Dataset entries:
==============================

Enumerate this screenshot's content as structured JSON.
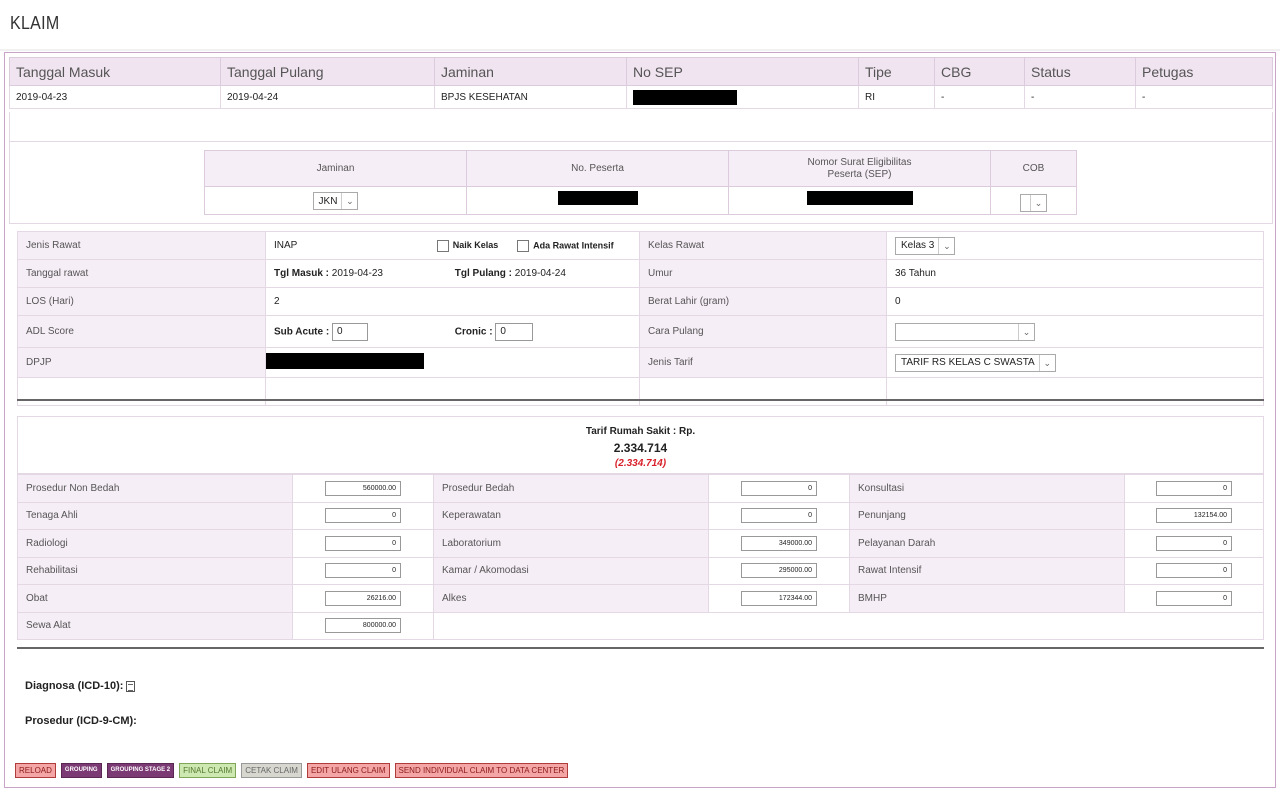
{
  "page": {
    "title": "KLAIM"
  },
  "claim": {
    "headers": [
      "Tanggal Masuk",
      "Tanggal Pulang",
      "Jaminan",
      "No SEP",
      "Tipe",
      "CBG",
      "Status",
      "Petugas"
    ],
    "row": [
      "2019-04-23",
      "2019-04-24",
      "BPJS KESEHATAN",
      "",
      "RI",
      "-",
      "-",
      "-"
    ]
  },
  "jaminan": {
    "headers": [
      "Jaminan",
      "No. Peserta",
      "Nomor Surat Eligibilitas Peserta (SEP)",
      "COB"
    ],
    "jaminan_value": "JKN",
    "cob_value": ""
  },
  "detail": {
    "jenis_rawat_label": "Jenis Rawat",
    "jenis_rawat": "INAP",
    "naik_kelas": "Naik Kelas",
    "rawat_intensif": "Ada Rawat Intensif",
    "kelas_rawat_label": "Kelas Rawat",
    "kelas_rawat": "Kelas 3",
    "tanggal_rawat_label": "Tanggal rawat",
    "tgl_masuk_label": "Tgl Masuk :",
    "tgl_masuk": "2019-04-23",
    "tgl_pulang_label": "Tgl Pulang :",
    "tgl_pulang": "2019-04-24",
    "umur_label": "Umur",
    "umur": "36 Tahun",
    "los_label": "LOS (Hari)",
    "los": "2",
    "berat_label": "Berat Lahir (gram)",
    "berat": "0",
    "adl_label": "ADL Score",
    "sub_acute_label": "Sub Acute :",
    "sub_acute": "0",
    "cronic_label": "Cronic :",
    "cronic": "0",
    "cara_pulang_label": "Cara Pulang",
    "cara_pulang": "",
    "dpjp_label": "DPJP",
    "jenis_tarif_label": "Jenis Tarif",
    "jenis_tarif": "TARIF RS KELAS C SWASTA"
  },
  "tarif": {
    "title": "Tarif Rumah Sakit : Rp.",
    "total": "2.334.714",
    "total_paren": "(2.334.714)",
    "rows": [
      [
        "Prosedur Non Bedah",
        "560000.00",
        "Prosedur Bedah",
        "0",
        "Konsultasi",
        "0"
      ],
      [
        "Tenaga Ahli",
        "0",
        "Keperawatan",
        "0",
        "Penunjang",
        "132154.00"
      ],
      [
        "Radiologi",
        "0",
        "Laboratorium",
        "349000.00",
        "Pelayanan Darah",
        "0"
      ],
      [
        "Rehabilitasi",
        "0",
        "Kamar / Akomodasi",
        "295000.00",
        "Rawat Intensif",
        "0"
      ],
      [
        "Obat",
        "26216.00",
        "Alkes",
        "172344.00",
        "BMHP",
        "0"
      ],
      [
        "Sewa Alat",
        "800000.00"
      ]
    ]
  },
  "diagnosa": {
    "icd10_label": "Diagnosa (ICD-10):",
    "icd9_label": "Prosedur (ICD-9-CM):"
  },
  "buttons": {
    "reload": "RELOAD",
    "grouping": "GROUPING",
    "grouping2": "GROUPING STAGE 2",
    "final": "FINAL CLAIM",
    "cetak": "CETAK CLAIM",
    "edit": "EDIT ULANG CLAIM",
    "send": "SEND INDIVIDUAL CLAIM TO DATA CENTER"
  }
}
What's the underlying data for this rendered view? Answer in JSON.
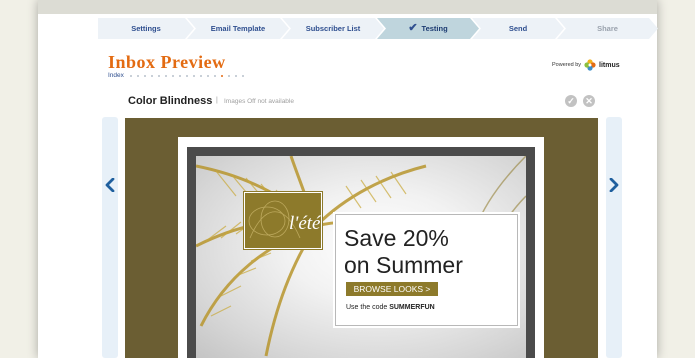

==============================

### Set task
Omit all pictures while transcribing the entries verbatim.

### Task result
Enumerate this screenshot's content as structured JSON.
{
  "page": {
    "title": "KLAIM"
  },
  "claim": {
    "headers": [
      "Tanggal Masuk",
      "Tanggal Pulang",
      "Jaminan",
      "No SEP",
      "Tipe",
      "CBG",
      "Status",
      "Petugas"
    ],
    "row": [
      "2019-04-23",
      "2019-04-24",
      "BPJS KESEHATAN",
      "",
      "RI",
      "-",
      "-",
      "-"
    ]
  },
  "jaminan": {
    "headers": [
      "Jaminan",
      "No. Peserta",
      "Nomor Surat Eligibilitas Peserta (SEP)",
      "COB"
    ],
    "jaminan_value": "JKN",
    "cob_value": ""
  },
  "detail": {
    "jenis_rawat_label": "Jenis Rawat",
    "jenis_rawat": "INAP",
    "naik_kelas": "Naik Kelas",
    "rawat_intensif": "Ada Rawat Intensif",
    "kelas_rawat_label": "Kelas Rawat",
    "kelas_rawat": "Kelas 3",
    "tanggal_rawat_label": "Tanggal rawat",
    "tgl_masuk_label": "Tgl Masuk :",
    "tgl_masuk": "2019-04-23",
    "tgl_pulang_label": "Tgl Pulang :",
    "tgl_pulang": "2019-04-24",
    "umur_label": "Umur",
    "umur": "36 Tahun",
    "los_label": "LOS (Hari)",
    "los": "2",
    "berat_label": "Berat Lahir (gram)",
    "berat": "0",
    "adl_label": "ADL Score",
    "sub_acute_label": "Sub Acute :",
    "sub_acute": "0",
    "cronic_label": "Cronic :",
    "cronic": "0",
    "cara_pulang_label": "Cara Pulang",
    "cara_pulang": "",
    "dpjp_label": "DPJP",
    "jenis_tarif_label": "Jenis Tarif",
    "jenis_tarif": "TARIF RS KELAS C SWASTA"
  },
  "tarif": {
    "title": "Tarif Rumah Sakit : Rp.",
    "total": "2.334.714",
    "total_paren": "(2.334.714)",
    "rows": [
      [
        "Prosedur Non Bedah",
        "560000.00",
        "Prosedur Bedah",
        "0",
        "Konsultasi",
        "0"
      ],
      [
        "Tenaga Ahli",
        "0",
        "Keperawatan",
        "0",
        "Penunjang",
        "132154.00"
      ],
      [
        "Radiologi",
        "0",
        "Laboratorium",
        "349000.00",
        "Pelayanan Darah",
        "0"
      ],
      [
        "Rehabilitasi",
        "0",
        "Kamar / Akomodasi",
        "295000.00",
        "Rawat Intensif",
        "0"
      ],
      [
        "Obat",
        "26216.00",
        "Alkes",
        "172344.00",
        "BMHP",
        "0"
      ],
      [
        "Sewa Alat",
        "800000.00"
      ]
    ]
  },
  "diagnosa": {
    "icd10_label": "Diagnosa (ICD-10):",
    "icd9_label": "Prosedur (ICD-9-CM):"
  },
  "buttons": {
    "reload": "RELOAD",
    "grouping": "GROUPING",
    "grouping2": "GROUPING STAGE 2",
    "final": "FINAL CLAIM",
    "cetak": "CETAK CLAIM",
    "edit": "EDIT ULANG CLAIM",
    "send": "SEND INDIVIDUAL CLAIM TO DATA CENTER"
  }
}
What's the underlying data for this rendered view? Answer in JSON.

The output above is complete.